WRITTEN EXERCISE:
Only the number is wanted: how many lines contain the word "shortcut"?

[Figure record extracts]
=-=-=

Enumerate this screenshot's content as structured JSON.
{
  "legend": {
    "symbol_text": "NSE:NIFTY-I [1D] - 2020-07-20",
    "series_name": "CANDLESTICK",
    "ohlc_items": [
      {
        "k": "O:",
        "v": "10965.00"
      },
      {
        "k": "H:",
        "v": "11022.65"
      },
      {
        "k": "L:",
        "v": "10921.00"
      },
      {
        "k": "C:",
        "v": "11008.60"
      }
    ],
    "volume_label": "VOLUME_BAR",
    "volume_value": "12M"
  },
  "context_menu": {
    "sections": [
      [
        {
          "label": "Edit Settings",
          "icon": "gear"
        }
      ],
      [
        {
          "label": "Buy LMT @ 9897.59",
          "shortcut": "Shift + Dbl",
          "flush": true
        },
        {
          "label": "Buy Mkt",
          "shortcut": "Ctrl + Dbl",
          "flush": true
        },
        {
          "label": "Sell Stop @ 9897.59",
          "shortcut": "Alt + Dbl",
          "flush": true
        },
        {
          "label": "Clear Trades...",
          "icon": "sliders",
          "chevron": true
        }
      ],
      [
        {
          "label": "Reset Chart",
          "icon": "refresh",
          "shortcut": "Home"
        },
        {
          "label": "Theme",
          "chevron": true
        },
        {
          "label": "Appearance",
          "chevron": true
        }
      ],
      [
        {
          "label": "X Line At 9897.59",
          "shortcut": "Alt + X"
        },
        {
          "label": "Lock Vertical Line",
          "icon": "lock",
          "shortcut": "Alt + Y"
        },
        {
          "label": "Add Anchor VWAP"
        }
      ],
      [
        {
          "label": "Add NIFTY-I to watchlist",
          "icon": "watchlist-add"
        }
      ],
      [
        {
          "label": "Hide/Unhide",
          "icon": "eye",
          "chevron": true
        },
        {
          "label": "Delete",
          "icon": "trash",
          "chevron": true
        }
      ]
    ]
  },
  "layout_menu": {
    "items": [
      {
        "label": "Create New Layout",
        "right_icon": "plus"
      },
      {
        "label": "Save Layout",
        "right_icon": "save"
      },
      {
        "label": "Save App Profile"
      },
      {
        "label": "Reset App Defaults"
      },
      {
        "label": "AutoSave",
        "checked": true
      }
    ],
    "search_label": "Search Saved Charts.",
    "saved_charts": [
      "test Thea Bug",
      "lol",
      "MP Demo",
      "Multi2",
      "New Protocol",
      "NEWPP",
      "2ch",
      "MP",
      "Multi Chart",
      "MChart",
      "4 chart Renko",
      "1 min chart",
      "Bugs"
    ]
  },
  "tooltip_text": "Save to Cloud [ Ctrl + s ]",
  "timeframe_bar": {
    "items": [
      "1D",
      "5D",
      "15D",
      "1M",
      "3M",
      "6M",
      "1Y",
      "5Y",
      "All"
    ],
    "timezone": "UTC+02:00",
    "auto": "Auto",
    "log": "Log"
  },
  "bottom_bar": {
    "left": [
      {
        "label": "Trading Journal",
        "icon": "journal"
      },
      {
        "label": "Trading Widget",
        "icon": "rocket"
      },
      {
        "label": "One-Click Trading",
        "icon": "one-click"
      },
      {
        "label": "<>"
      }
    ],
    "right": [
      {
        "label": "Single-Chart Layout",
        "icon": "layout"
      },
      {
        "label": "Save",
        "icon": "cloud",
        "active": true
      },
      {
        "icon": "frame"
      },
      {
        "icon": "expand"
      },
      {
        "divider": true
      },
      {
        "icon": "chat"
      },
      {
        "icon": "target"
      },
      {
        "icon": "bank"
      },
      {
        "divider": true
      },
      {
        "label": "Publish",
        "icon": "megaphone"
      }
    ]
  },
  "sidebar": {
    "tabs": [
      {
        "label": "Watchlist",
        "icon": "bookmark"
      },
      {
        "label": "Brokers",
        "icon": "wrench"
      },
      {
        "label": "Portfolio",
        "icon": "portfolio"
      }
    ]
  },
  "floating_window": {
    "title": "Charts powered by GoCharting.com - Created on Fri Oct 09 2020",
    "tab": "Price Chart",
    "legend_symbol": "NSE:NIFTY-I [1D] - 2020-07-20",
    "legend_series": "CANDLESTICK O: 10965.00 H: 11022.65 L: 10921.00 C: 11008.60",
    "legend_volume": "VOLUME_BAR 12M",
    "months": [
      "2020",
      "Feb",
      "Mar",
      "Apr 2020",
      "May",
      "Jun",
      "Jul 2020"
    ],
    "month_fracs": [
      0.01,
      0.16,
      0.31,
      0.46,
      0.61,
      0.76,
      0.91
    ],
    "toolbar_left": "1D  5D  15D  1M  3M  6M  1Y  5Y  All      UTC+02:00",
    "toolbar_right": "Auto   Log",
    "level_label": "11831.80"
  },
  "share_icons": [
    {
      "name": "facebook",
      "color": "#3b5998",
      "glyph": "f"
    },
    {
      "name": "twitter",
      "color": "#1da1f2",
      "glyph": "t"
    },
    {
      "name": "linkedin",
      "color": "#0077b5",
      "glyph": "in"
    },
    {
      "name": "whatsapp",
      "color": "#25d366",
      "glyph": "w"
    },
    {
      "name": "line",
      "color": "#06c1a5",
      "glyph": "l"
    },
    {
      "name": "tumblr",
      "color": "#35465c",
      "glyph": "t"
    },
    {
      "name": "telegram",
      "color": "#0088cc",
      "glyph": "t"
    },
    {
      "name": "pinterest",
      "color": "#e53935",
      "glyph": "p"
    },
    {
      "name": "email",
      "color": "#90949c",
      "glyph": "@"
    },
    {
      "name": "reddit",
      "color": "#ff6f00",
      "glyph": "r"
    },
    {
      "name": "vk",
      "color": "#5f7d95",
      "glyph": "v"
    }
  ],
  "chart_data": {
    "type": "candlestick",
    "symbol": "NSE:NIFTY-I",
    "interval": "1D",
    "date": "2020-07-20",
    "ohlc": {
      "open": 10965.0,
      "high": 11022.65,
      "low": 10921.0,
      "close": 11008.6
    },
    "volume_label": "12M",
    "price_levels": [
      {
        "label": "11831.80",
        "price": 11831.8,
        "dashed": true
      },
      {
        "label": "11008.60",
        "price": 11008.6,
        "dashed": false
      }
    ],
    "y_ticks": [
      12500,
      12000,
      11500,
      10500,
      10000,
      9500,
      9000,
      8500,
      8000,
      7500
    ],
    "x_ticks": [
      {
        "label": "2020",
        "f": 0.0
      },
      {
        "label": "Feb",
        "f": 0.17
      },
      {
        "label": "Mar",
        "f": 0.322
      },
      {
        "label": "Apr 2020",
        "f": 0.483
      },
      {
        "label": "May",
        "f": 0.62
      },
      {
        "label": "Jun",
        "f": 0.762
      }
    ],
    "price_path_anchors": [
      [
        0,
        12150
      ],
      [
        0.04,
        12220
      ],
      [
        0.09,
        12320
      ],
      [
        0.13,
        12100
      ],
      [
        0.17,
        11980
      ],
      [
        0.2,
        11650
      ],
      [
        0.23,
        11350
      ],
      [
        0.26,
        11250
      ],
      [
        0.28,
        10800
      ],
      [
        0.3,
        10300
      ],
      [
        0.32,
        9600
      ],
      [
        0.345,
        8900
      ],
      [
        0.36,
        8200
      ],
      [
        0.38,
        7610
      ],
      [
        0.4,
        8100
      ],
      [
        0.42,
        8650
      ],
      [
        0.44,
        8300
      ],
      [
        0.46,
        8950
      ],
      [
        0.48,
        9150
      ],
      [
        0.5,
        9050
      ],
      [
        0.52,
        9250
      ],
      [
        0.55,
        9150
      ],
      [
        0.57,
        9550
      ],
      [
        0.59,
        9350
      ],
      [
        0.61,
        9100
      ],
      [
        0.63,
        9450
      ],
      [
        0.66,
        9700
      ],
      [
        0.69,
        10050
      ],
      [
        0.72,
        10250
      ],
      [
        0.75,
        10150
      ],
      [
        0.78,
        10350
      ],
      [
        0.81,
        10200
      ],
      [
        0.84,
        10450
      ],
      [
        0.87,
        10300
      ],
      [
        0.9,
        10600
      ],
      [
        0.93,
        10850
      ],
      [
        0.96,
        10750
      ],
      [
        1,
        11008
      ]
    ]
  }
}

=-=-=

THE RESULT:
6